● Required work
Copy all of the material exactly. Pictures are not to appear in the copy.

● Given data
** BEGIN **

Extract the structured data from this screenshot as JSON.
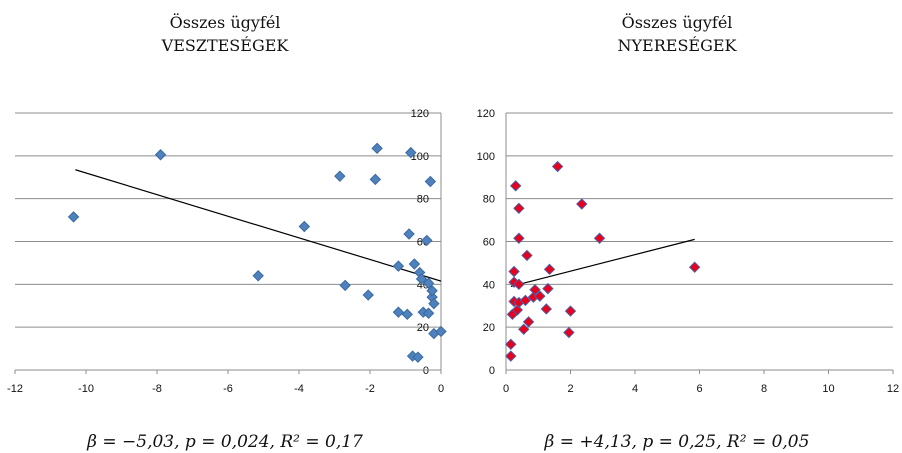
{
  "chart_data": [
    {
      "type": "scatter",
      "title": "Összes ügyfél",
      "subtitle": "VESZTESÉGEK",
      "caption": "β = −5,03, p = 0,024, R² = 0,17",
      "xlim": [
        -12,
        0
      ],
      "ylim": [
        0,
        120
      ],
      "xticks": [
        -12,
        -10,
        -8,
        -6,
        -4,
        -2,
        0
      ],
      "yticks": [
        0,
        20,
        40,
        60,
        80,
        100,
        120
      ],
      "y_axis_side": "right",
      "grid": "horizontal",
      "marker": {
        "shape": "diamond",
        "fill": "#4f81bd",
        "stroke": "#3a6aa3"
      },
      "trendline": {
        "x": [
          -10.3,
          0
        ],
        "y": [
          93.5,
          41.5
        ],
        "color": "#000000"
      },
      "points": [
        {
          "x": -10.35,
          "y": 71.5
        },
        {
          "x": -7.9,
          "y": 100.5
        },
        {
          "x": -5.15,
          "y": 44
        },
        {
          "x": -3.85,
          "y": 67
        },
        {
          "x": -2.85,
          "y": 90.5
        },
        {
          "x": -2.7,
          "y": 39.5
        },
        {
          "x": -2.05,
          "y": 35
        },
        {
          "x": -1.85,
          "y": 89
        },
        {
          "x": -1.8,
          "y": 103.5
        },
        {
          "x": -1.2,
          "y": 48.5
        },
        {
          "x": -1.2,
          "y": 27
        },
        {
          "x": -0.95,
          "y": 26
        },
        {
          "x": -0.9,
          "y": 63.5
        },
        {
          "x": -0.85,
          "y": 101.5
        },
        {
          "x": -0.8,
          "y": 6.5
        },
        {
          "x": -0.75,
          "y": 49.5
        },
        {
          "x": -0.65,
          "y": 6
        },
        {
          "x": -0.6,
          "y": 45.5
        },
        {
          "x": -0.55,
          "y": 42.5
        },
        {
          "x": -0.5,
          "y": 27
        },
        {
          "x": -0.4,
          "y": 60.5
        },
        {
          "x": -0.35,
          "y": 26.5
        },
        {
          "x": -0.35,
          "y": 40.5
        },
        {
          "x": -0.3,
          "y": 88
        },
        {
          "x": -0.25,
          "y": 34
        },
        {
          "x": -0.25,
          "y": 37
        },
        {
          "x": -0.2,
          "y": 31
        },
        {
          "x": -0.2,
          "y": 17
        },
        {
          "x": 0,
          "y": 18
        }
      ]
    },
    {
      "type": "scatter",
      "title": "Összes ügyfél",
      "subtitle": "NYERESÉGEK",
      "caption": "β = +4,13, p = 0,25, R² = 0,05",
      "xlim": [
        0,
        12
      ],
      "ylim": [
        0,
        120
      ],
      "xticks": [
        0,
        2,
        4,
        6,
        8,
        10,
        12
      ],
      "yticks": [
        0,
        20,
        40,
        60,
        80,
        100,
        120
      ],
      "y_axis_side": "left",
      "grid": "horizontal",
      "marker": {
        "shape": "diamond",
        "fill": "#e8001c",
        "stroke": "#4b5fa8"
      },
      "trendline": {
        "x": [
          0.15,
          5.85
        ],
        "y": [
          39,
          61
        ],
        "color": "#000000"
      },
      "points": [
        {
          "x": 0.15,
          "y": 12
        },
        {
          "x": 0.15,
          "y": 6.5
        },
        {
          "x": 0.2,
          "y": 26
        },
        {
          "x": 0.25,
          "y": 32
        },
        {
          "x": 0.25,
          "y": 41
        },
        {
          "x": 0.25,
          "y": 46
        },
        {
          "x": 0.3,
          "y": 86
        },
        {
          "x": 0.35,
          "y": 28
        },
        {
          "x": 0.4,
          "y": 31.5
        },
        {
          "x": 0.4,
          "y": 40
        },
        {
          "x": 0.4,
          "y": 61.5
        },
        {
          "x": 0.4,
          "y": 75.5
        },
        {
          "x": 0.55,
          "y": 19
        },
        {
          "x": 0.6,
          "y": 32.5
        },
        {
          "x": 0.65,
          "y": 53.5
        },
        {
          "x": 0.7,
          "y": 22.5
        },
        {
          "x": 0.85,
          "y": 34
        },
        {
          "x": 0.9,
          "y": 37.5
        },
        {
          "x": 1.05,
          "y": 34.5
        },
        {
          "x": 1.25,
          "y": 28.5
        },
        {
          "x": 1.3,
          "y": 38
        },
        {
          "x": 1.35,
          "y": 47
        },
        {
          "x": 1.6,
          "y": 95
        },
        {
          "x": 1.95,
          "y": 17.5
        },
        {
          "x": 2.0,
          "y": 27.5
        },
        {
          "x": 2.35,
          "y": 77.5
        },
        {
          "x": 2.9,
          "y": 61.5
        },
        {
          "x": 5.85,
          "y": 48
        }
      ]
    }
  ]
}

** END **

● Task response
Extract the structured data from this screenshot as JSON.
{
  "chart_data": [
    {
      "type": "scatter",
      "title": "Összes ügyfél",
      "subtitle": "VESZTESÉGEK",
      "caption": "β = −5,03, p = 0,024, R² = 0,17",
      "xlim": [
        -12,
        0
      ],
      "ylim": [
        0,
        120
      ],
      "xticks": [
        -12,
        -10,
        -8,
        -6,
        -4,
        -2,
        0
      ],
      "yticks": [
        0,
        20,
        40,
        60,
        80,
        100,
        120
      ],
      "y_axis_side": "right",
      "grid": "horizontal",
      "marker": {
        "shape": "diamond",
        "fill": "#4f81bd",
        "stroke": "#3a6aa3"
      },
      "trendline": {
        "x": [
          -10.3,
          0
        ],
        "y": [
          93.5,
          41.5
        ],
        "color": "#000000"
      },
      "points": [
        {
          "x": -10.35,
          "y": 71.5
        },
        {
          "x": -7.9,
          "y": 100.5
        },
        {
          "x": -5.15,
          "y": 44
        },
        {
          "x": -3.85,
          "y": 67
        },
        {
          "x": -2.85,
          "y": 90.5
        },
        {
          "x": -2.7,
          "y": 39.5
        },
        {
          "x": -2.05,
          "y": 35
        },
        {
          "x": -1.85,
          "y": 89
        },
        {
          "x": -1.8,
          "y": 103.5
        },
        {
          "x": -1.2,
          "y": 48.5
        },
        {
          "x": -1.2,
          "y": 27
        },
        {
          "x": -0.95,
          "y": 26
        },
        {
          "x": -0.9,
          "y": 63.5
        },
        {
          "x": -0.85,
          "y": 101.5
        },
        {
          "x": -0.8,
          "y": 6.5
        },
        {
          "x": -0.75,
          "y": 49.5
        },
        {
          "x": -0.65,
          "y": 6
        },
        {
          "x": -0.6,
          "y": 45.5
        },
        {
          "x": -0.55,
          "y": 42.5
        },
        {
          "x": -0.5,
          "y": 27
        },
        {
          "x": -0.4,
          "y": 60.5
        },
        {
          "x": -0.35,
          "y": 26.5
        },
        {
          "x": -0.35,
          "y": 40.5
        },
        {
          "x": -0.3,
          "y": 88
        },
        {
          "x": -0.25,
          "y": 34
        },
        {
          "x": -0.25,
          "y": 37
        },
        {
          "x": -0.2,
          "y": 31
        },
        {
          "x": -0.2,
          "y": 17
        },
        {
          "x": 0,
          "y": 18
        }
      ]
    },
    {
      "type": "scatter",
      "title": "Összes ügyfél",
      "subtitle": "NYERESÉGEK",
      "caption": "β = +4,13, p = 0,25, R² = 0,05",
      "xlim": [
        0,
        12
      ],
      "ylim": [
        0,
        120
      ],
      "xticks": [
        0,
        2,
        4,
        6,
        8,
        10,
        12
      ],
      "yticks": [
        0,
        20,
        40,
        60,
        80,
        100,
        120
      ],
      "y_axis_side": "left",
      "grid": "horizontal",
      "marker": {
        "shape": "diamond",
        "fill": "#e8001c",
        "stroke": "#4b5fa8"
      },
      "trendline": {
        "x": [
          0.15,
          5.85
        ],
        "y": [
          39,
          61
        ],
        "color": "#000000"
      },
      "points": [
        {
          "x": 0.15,
          "y": 12
        },
        {
          "x": 0.15,
          "y": 6.5
        },
        {
          "x": 0.2,
          "y": 26
        },
        {
          "x": 0.25,
          "y": 32
        },
        {
          "x": 0.25,
          "y": 41
        },
        {
          "x": 0.25,
          "y": 46
        },
        {
          "x": 0.3,
          "y": 86
        },
        {
          "x": 0.35,
          "y": 28
        },
        {
          "x": 0.4,
          "y": 31.5
        },
        {
          "x": 0.4,
          "y": 40
        },
        {
          "x": 0.4,
          "y": 61.5
        },
        {
          "x": 0.4,
          "y": 75.5
        },
        {
          "x": 0.55,
          "y": 19
        },
        {
          "x": 0.6,
          "y": 32.5
        },
        {
          "x": 0.65,
          "y": 53.5
        },
        {
          "x": 0.7,
          "y": 22.5
        },
        {
          "x": 0.85,
          "y": 34
        },
        {
          "x": 0.9,
          "y": 37.5
        },
        {
          "x": 1.05,
          "y": 34.5
        },
        {
          "x": 1.25,
          "y": 28.5
        },
        {
          "x": 1.3,
          "y": 38
        },
        {
          "x": 1.35,
          "y": 47
        },
        {
          "x": 1.6,
          "y": 95
        },
        {
          "x": 1.95,
          "y": 17.5
        },
        {
          "x": 2.0,
          "y": 27.5
        },
        {
          "x": 2.35,
          "y": 77.5
        },
        {
          "x": 2.9,
          "y": 61.5
        },
        {
          "x": 5.85,
          "y": 48
        }
      ]
    }
  ]
}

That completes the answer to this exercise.